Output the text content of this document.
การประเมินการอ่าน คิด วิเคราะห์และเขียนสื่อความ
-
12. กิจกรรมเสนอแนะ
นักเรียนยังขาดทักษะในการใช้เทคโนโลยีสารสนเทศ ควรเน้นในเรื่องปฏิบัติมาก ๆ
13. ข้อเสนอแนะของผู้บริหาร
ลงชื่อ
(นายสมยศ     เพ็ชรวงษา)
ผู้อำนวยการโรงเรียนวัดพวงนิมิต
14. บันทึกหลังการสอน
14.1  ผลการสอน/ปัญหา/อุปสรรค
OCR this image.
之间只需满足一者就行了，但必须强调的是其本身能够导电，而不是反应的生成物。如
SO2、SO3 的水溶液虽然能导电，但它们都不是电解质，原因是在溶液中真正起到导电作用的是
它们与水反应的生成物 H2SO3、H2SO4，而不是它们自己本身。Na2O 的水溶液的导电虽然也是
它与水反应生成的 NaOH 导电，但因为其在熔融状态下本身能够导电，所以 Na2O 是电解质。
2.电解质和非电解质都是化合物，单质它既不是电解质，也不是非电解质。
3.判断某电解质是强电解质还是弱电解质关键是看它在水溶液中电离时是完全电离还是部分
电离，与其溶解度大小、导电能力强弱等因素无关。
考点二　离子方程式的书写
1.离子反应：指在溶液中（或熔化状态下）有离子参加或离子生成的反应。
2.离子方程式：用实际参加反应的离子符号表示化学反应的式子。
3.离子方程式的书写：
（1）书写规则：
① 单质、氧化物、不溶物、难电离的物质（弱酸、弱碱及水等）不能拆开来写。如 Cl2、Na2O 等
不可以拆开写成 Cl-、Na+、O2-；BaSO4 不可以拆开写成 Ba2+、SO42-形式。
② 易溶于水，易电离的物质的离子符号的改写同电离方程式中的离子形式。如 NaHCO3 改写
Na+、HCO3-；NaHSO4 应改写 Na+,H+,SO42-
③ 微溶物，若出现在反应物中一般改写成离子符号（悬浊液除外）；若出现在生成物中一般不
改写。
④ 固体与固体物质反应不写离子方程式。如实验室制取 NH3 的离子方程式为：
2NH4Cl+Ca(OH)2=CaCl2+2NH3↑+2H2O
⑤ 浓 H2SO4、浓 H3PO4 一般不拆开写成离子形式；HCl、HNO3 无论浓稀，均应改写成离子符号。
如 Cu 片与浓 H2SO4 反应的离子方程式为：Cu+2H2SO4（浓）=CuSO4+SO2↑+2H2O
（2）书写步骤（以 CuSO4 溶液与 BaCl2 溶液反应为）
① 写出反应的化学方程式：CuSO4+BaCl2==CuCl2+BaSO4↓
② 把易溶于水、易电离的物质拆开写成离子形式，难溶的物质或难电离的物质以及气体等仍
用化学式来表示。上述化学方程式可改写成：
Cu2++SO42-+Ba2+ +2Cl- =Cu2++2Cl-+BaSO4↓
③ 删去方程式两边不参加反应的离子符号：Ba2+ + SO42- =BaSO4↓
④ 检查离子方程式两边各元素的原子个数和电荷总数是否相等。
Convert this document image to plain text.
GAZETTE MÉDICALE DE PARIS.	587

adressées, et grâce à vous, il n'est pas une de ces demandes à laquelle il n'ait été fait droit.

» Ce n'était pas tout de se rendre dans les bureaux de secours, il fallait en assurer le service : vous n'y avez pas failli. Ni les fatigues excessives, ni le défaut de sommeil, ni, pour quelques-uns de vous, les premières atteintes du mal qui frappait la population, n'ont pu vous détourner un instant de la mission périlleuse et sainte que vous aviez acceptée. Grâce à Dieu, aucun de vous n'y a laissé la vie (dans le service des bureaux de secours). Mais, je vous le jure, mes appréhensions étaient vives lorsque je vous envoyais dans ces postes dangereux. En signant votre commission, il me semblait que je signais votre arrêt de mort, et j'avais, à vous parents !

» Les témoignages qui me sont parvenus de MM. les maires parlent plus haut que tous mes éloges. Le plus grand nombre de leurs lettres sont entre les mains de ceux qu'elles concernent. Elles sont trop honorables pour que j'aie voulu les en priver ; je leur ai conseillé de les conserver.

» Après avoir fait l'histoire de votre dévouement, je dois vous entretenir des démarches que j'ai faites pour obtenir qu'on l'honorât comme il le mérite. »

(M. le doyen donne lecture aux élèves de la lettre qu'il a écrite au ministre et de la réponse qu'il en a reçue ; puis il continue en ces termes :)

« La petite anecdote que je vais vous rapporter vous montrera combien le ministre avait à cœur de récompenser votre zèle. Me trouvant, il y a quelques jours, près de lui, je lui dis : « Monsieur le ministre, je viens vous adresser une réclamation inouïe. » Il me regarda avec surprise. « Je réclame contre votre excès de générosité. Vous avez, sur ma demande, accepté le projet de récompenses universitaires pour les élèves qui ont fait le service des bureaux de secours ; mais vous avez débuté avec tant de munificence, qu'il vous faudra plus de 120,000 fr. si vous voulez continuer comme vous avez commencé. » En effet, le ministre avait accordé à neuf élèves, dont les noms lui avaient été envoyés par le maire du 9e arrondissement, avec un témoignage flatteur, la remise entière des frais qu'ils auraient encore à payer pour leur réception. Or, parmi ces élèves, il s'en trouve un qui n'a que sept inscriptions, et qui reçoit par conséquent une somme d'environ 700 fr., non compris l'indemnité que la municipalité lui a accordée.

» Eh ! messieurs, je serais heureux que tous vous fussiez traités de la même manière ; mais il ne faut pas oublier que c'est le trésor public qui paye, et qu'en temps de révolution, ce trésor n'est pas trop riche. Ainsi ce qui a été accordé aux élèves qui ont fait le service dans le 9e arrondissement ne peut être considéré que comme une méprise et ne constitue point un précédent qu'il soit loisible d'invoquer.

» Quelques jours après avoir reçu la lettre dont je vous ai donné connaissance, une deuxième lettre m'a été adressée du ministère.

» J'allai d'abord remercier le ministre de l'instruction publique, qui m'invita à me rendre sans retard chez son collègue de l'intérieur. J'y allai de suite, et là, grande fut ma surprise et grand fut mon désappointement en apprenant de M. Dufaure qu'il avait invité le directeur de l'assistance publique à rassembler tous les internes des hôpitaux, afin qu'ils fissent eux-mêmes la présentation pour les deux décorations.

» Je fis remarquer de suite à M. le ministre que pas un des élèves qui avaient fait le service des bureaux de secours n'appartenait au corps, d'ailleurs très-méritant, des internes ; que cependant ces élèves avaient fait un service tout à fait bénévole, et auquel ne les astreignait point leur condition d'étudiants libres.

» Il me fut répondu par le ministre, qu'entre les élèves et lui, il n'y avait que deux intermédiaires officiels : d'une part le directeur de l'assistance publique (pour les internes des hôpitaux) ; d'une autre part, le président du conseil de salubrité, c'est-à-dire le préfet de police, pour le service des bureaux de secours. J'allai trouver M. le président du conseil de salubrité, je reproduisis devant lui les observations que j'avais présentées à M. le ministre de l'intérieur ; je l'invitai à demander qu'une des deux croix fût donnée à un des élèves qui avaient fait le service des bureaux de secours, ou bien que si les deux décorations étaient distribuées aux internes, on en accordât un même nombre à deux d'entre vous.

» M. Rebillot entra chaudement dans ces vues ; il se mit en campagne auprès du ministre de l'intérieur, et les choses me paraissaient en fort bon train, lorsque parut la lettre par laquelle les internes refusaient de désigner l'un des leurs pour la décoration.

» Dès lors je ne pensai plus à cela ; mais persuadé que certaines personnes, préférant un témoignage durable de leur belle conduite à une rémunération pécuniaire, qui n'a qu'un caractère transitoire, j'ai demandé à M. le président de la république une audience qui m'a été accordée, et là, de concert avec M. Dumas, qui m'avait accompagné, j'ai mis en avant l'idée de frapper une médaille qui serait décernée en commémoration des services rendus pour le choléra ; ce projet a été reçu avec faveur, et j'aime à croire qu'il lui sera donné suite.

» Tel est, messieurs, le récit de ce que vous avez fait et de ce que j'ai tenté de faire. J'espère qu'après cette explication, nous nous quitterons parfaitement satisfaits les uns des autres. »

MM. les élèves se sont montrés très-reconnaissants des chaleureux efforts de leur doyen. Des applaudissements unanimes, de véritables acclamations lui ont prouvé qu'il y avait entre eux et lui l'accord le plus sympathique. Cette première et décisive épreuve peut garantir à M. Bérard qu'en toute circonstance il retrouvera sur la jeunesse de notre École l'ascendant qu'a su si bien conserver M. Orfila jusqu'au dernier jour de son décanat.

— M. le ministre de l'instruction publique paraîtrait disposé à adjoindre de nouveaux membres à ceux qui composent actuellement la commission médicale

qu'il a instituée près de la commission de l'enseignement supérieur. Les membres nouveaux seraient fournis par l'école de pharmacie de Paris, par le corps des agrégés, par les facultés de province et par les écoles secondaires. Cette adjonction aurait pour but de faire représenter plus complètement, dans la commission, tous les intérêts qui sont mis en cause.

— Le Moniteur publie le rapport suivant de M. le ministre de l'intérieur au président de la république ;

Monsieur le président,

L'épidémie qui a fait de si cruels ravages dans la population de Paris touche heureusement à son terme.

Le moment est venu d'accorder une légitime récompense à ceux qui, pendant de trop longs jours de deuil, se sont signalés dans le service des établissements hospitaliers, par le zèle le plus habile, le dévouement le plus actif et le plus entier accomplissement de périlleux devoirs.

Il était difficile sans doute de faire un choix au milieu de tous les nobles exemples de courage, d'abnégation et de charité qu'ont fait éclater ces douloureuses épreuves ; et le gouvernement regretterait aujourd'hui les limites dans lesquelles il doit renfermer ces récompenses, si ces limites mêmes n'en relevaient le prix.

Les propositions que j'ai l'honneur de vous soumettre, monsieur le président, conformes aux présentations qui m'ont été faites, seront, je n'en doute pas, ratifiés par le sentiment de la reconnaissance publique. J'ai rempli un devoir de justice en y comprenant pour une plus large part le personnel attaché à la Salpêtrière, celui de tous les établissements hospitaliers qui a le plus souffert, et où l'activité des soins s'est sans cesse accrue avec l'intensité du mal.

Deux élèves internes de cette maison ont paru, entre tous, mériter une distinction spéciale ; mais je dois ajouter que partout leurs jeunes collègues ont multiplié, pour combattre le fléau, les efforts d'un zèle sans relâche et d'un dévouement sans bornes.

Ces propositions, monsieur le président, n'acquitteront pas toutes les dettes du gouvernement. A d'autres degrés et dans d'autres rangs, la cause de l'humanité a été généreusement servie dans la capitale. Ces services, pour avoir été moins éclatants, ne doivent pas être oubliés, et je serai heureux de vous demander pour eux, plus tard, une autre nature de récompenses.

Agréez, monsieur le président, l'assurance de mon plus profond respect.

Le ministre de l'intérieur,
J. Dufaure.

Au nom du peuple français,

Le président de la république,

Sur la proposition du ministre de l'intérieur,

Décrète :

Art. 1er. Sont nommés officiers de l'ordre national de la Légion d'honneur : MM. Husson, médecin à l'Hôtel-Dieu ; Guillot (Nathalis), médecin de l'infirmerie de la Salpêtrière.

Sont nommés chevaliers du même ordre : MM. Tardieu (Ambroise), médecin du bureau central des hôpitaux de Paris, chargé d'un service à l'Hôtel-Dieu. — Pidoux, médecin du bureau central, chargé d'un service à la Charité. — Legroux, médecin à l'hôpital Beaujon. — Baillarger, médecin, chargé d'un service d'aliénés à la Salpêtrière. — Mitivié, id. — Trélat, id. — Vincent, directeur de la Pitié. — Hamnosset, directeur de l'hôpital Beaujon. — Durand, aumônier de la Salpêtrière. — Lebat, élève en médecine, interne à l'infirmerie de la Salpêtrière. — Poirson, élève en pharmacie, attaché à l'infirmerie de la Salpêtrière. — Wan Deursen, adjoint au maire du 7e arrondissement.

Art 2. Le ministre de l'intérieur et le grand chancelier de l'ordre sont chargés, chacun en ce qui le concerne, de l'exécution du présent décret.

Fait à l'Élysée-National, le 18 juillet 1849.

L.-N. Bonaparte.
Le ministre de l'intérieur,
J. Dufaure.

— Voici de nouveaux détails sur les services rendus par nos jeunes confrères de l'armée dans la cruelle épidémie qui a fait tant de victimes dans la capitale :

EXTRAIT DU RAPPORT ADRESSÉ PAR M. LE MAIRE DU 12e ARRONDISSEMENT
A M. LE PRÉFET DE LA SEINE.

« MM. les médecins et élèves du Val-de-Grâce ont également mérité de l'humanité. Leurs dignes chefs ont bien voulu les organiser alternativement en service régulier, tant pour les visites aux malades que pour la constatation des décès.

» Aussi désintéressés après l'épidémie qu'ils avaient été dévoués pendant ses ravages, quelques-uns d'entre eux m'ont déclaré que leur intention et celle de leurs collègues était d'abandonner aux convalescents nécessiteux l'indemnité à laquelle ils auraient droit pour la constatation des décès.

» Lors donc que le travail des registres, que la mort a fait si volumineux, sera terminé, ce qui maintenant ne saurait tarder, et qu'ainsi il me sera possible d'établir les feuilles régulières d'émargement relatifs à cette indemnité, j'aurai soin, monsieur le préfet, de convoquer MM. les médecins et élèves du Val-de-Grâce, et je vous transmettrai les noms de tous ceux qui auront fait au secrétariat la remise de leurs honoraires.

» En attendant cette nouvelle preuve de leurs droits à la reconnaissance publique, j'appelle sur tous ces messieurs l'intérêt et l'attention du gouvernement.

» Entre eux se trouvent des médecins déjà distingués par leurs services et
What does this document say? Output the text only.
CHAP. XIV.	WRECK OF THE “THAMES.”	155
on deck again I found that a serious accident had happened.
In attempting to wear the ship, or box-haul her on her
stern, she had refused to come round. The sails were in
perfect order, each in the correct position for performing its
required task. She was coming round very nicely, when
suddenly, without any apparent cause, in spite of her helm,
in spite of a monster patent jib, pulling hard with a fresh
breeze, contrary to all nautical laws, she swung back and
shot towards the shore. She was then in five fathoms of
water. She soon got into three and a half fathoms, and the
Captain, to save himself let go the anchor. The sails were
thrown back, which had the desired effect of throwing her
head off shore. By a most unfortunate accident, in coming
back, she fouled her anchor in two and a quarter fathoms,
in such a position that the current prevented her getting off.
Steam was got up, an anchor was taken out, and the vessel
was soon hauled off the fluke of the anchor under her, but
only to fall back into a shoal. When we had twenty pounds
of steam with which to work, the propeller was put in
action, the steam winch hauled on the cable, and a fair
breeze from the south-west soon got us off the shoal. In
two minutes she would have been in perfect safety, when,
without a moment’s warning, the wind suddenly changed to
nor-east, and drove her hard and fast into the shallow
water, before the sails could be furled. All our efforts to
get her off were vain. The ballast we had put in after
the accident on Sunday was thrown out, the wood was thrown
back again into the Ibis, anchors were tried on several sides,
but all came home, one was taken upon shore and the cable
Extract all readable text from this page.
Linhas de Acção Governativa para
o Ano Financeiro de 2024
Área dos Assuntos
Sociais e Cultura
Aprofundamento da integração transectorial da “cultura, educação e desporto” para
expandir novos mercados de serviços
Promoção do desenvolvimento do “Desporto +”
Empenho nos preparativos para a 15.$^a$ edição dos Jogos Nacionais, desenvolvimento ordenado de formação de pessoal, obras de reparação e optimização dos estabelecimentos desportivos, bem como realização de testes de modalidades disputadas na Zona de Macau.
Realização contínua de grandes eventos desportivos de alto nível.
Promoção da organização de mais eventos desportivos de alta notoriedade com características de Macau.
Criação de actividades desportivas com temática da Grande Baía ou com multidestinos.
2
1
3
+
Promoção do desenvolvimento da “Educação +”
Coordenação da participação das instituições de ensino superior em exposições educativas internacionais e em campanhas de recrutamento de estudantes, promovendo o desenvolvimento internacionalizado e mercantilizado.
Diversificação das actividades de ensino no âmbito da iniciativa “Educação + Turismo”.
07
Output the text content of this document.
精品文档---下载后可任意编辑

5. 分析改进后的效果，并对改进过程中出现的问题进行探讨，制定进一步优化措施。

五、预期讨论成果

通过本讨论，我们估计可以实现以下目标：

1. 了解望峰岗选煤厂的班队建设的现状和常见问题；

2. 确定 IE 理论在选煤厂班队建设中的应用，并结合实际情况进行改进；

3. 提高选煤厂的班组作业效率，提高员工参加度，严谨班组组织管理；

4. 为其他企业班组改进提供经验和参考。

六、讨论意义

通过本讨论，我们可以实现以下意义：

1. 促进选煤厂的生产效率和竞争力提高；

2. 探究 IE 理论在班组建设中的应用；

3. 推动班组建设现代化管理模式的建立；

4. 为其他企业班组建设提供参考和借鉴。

------------------------------------------------

**What to do**
Working from the listing above, pick out every line that has "pharmacie" and copy it.

**Result of the exercise**
qu'il a instituée près de la commission de l'enseignement supérieur. Les membres nouveaux seraient fournis par l'école de pharmacie de Paris, par le corps des agrégés, par les facultés de province et par les écoles secondaires. Cette adjonction aurait pour but de faire représenter plus complètement, dans la commission, tous les intérêts qui sont mis en cause.
Sont nommés chevaliers du même ordre : MM. Tardieu (Ambroise), médecin du bureau central des hôpitaux de Paris, chargé d'un service à l'Hôtel-Dieu. — Pidoux, médecin du bureau central, chargé d'un service à la Charité. — Legroux, médecin à l'hôpital Beaujon. — Baillarger, médecin, chargé d'un service d'aliénés à la Salpêtrière. — Mitivié, id. — Trélat, id. — Vincent, directeur de la Pitié. — Hamnosset, directeur de l'hôpital Beaujon. — Durand, aumônier de la Salpêtrière. — Lebat, élève en médecine, interne à l'infirmerie de la Salpêtrière. — Poirson, élève en pharmacie, attaché à l'infirmerie de la Salpêtrière. — Wan Deursen, adjoint au maire du 7e arrondissement.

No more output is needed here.